EXERCISE DETAILS
Repeat every line of the data exactly, but not the pictures.

EXERCISE MATERIAL
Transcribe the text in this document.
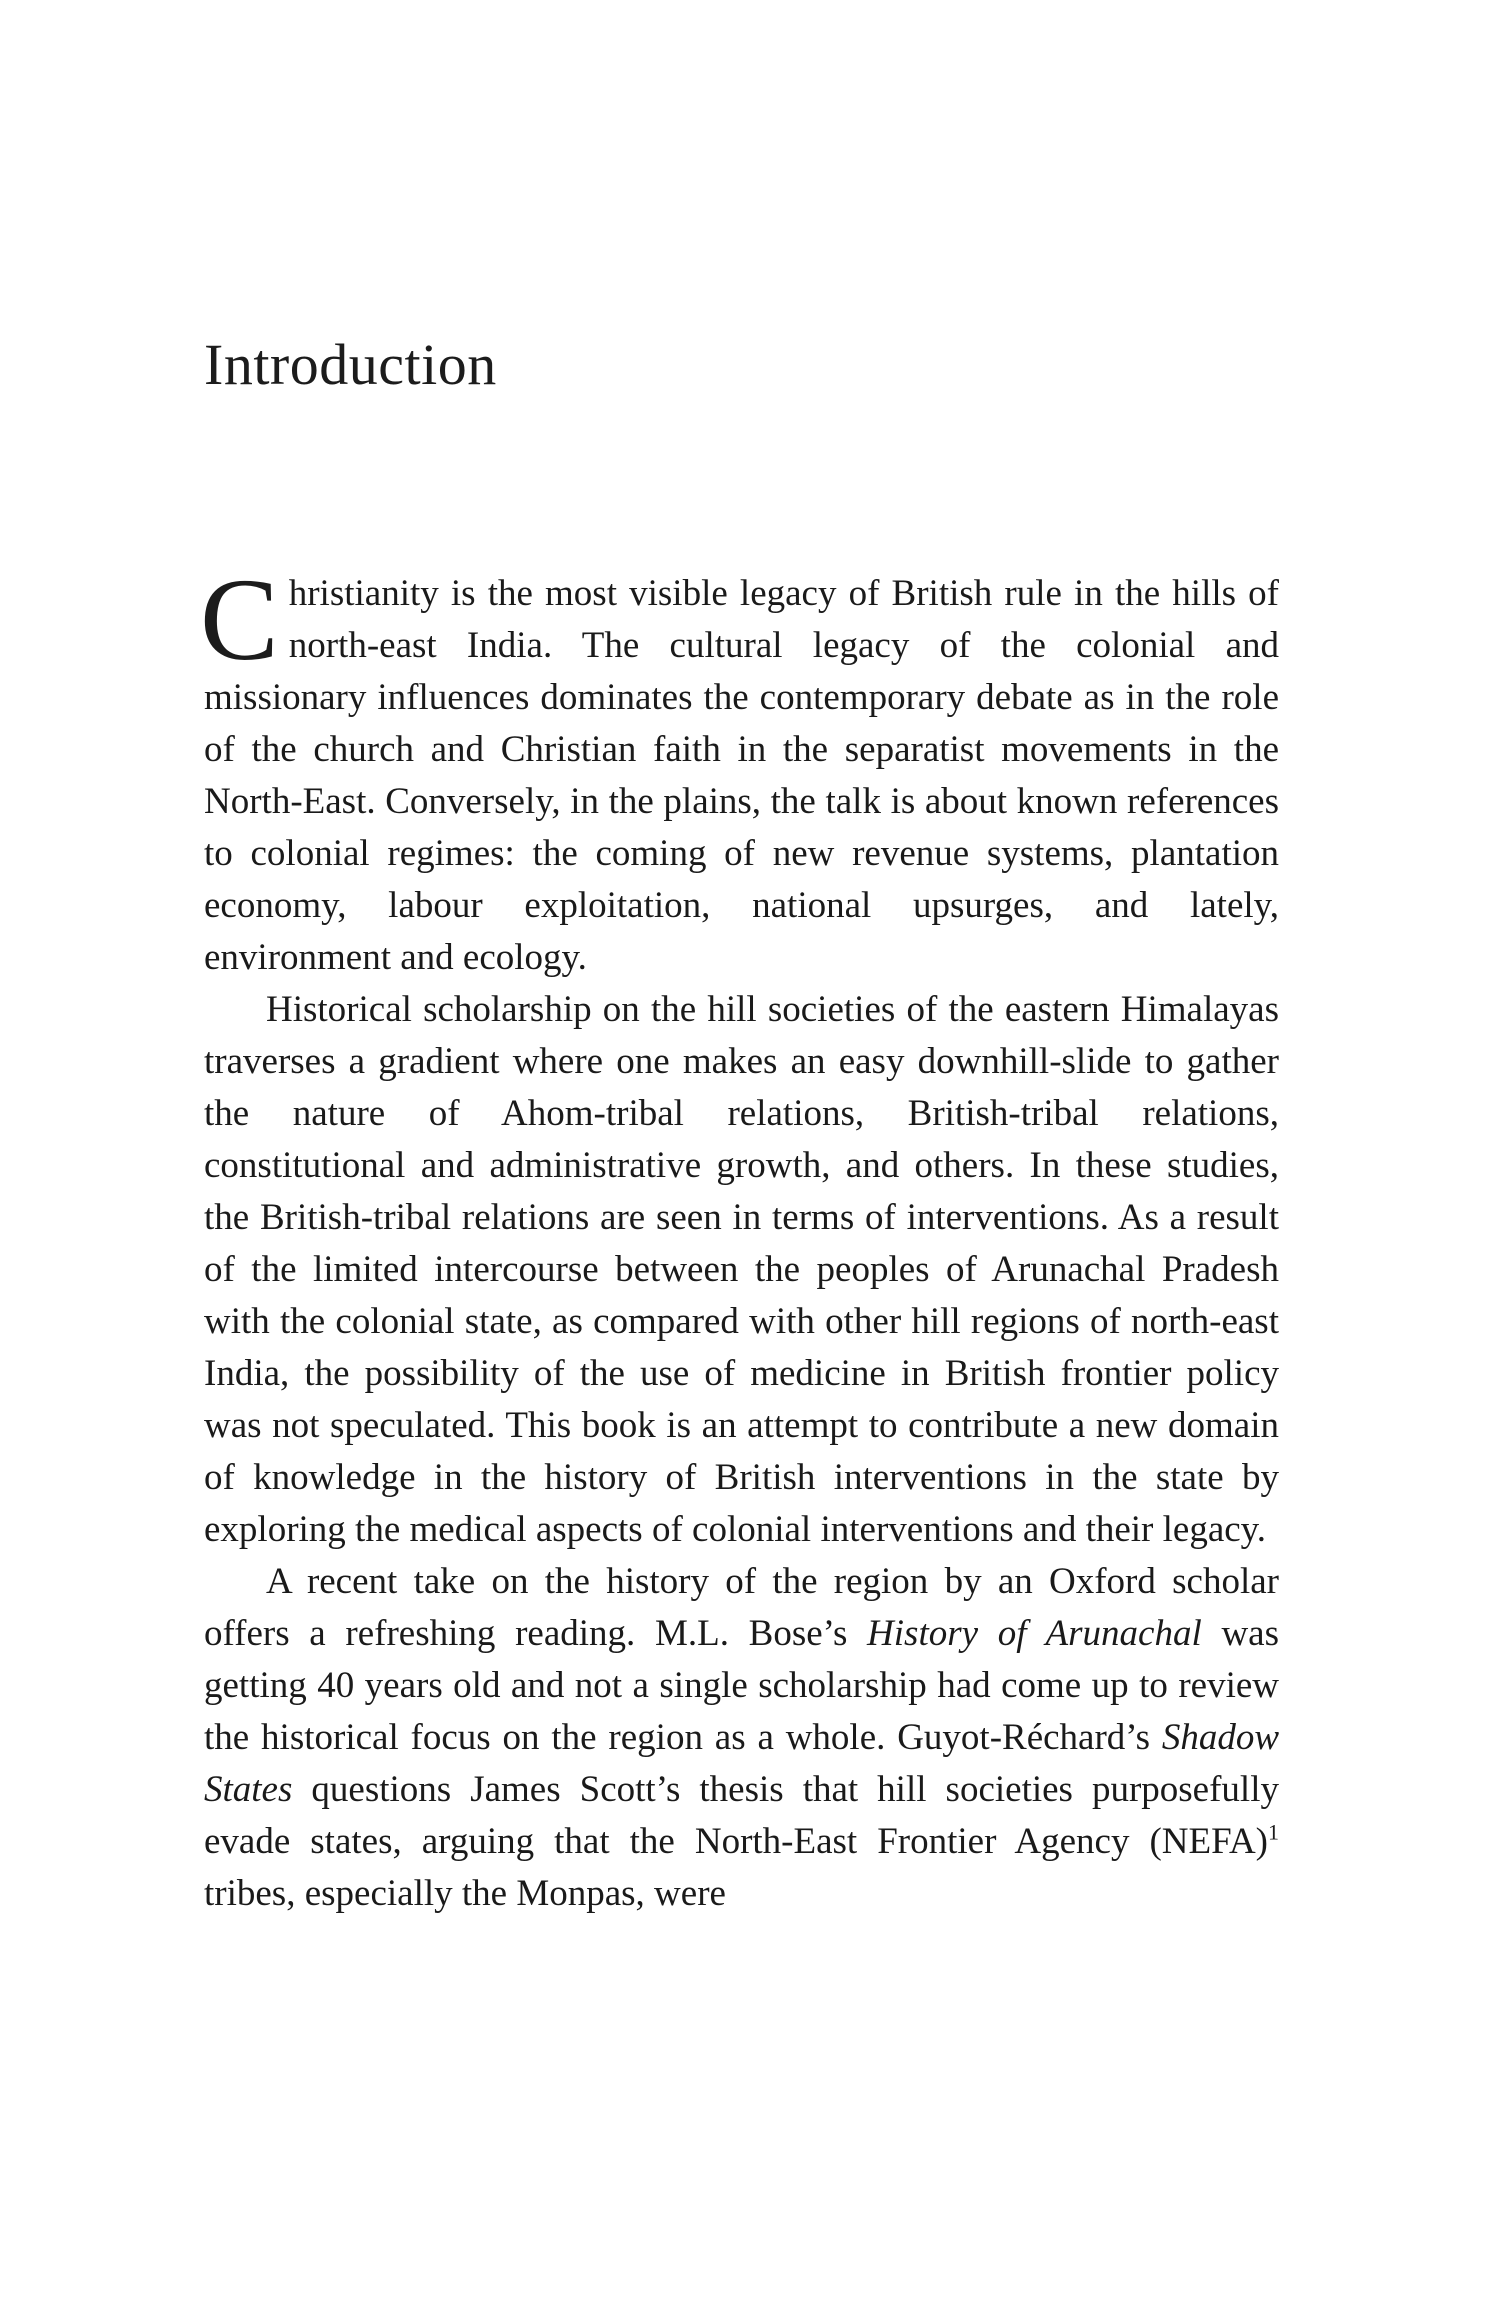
Introduction

Christianity is the most visible legacy of British rule in the hills of north-east India. The cultural legacy of the colonial and missionary influences dominates the contemporary debate as in the role of the church and Christian faith in the separatist movements in the North-East. Conversely, in the plains, the talk is about known references to colonial regimes: the coming of new revenue systems, plantation economy, labour exploitation, national upsurges, and lately, environment and ecology.

Historical scholarship on the hill societies of the eastern Himalayas traverses a gradient where one makes an easy downhill-slide to gather the nature of Ahom-tribal relations, British-tribal relations, constitutional and administrative growth, and others. In these studies, the British-tribal relations are seen in terms of interventions. As a result of the limited intercourse between the peoples of Arunachal Pradesh with the colonial state, as compared with other hill regions of north-east India, the possibility of the use of medicine in British frontier policy was not speculated. This book is an attempt to contribute a new domain of knowledge in the history of British interventions in the state by exploring the medical aspects of colonial interventions and their legacy.

A recent take on the history of the region by an Oxford scholar offers a refreshing reading. M.L. Bose’s History of Arunachal was getting 40 years old and not a single scholarship had come up to review the historical focus on the region as a whole. Guyot-Réchard’s Shadow States questions James Scott’s thesis that hill societies purposefully evade states, arguing that the North-East Frontier Agency (NEFA)$^1$ tribes, especially the Monpas, were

REPLY
Transcribe the text in this document.
Introduction

Christianity is the most visible legacy of British rule in the hills of north-east India. The cultural legacy of the colonial and missionary influences dominates the contemporary debate as in the role of the church and Christian faith in the separatist movements in the North-East. Conversely, in the plains, the talk is about known references to colonial regimes: the coming of new revenue systems, plantation economy, labour exploitation, national upsurges, and lately, environment and ecology.

Historical scholarship on the hill societies of the eastern Himalayas traverses a gradient where one makes an easy downhill-slide to gather the nature of Ahom-tribal relations, British-tribal relations, constitutional and administrative growth, and others. In these studies, the British-tribal relations are seen in terms of interventions. As a result of the limited intercourse between the peoples of Arunachal Pradesh with the colonial state, as compared with other hill regions of north-east India, the possibility of the use of medicine in British frontier policy was not speculated. This book is an attempt to contribute a new domain of knowledge in the history of British interventions in the state by exploring the medical aspects of colonial interventions and their legacy.

A recent take on the history of the region by an Oxford scholar offers a refreshing reading. M.L. Bose’s History of Arunachal was getting 40 years old and not a single scholarship had come up to review the historical focus on the region as a whole. Guyot-Réchard’s Shadow States questions James Scott’s thesis that hill societies purposefully evade states, arguing that the North-East Frontier Agency (NEFA)$^1$ tribes, especially the Monpas, were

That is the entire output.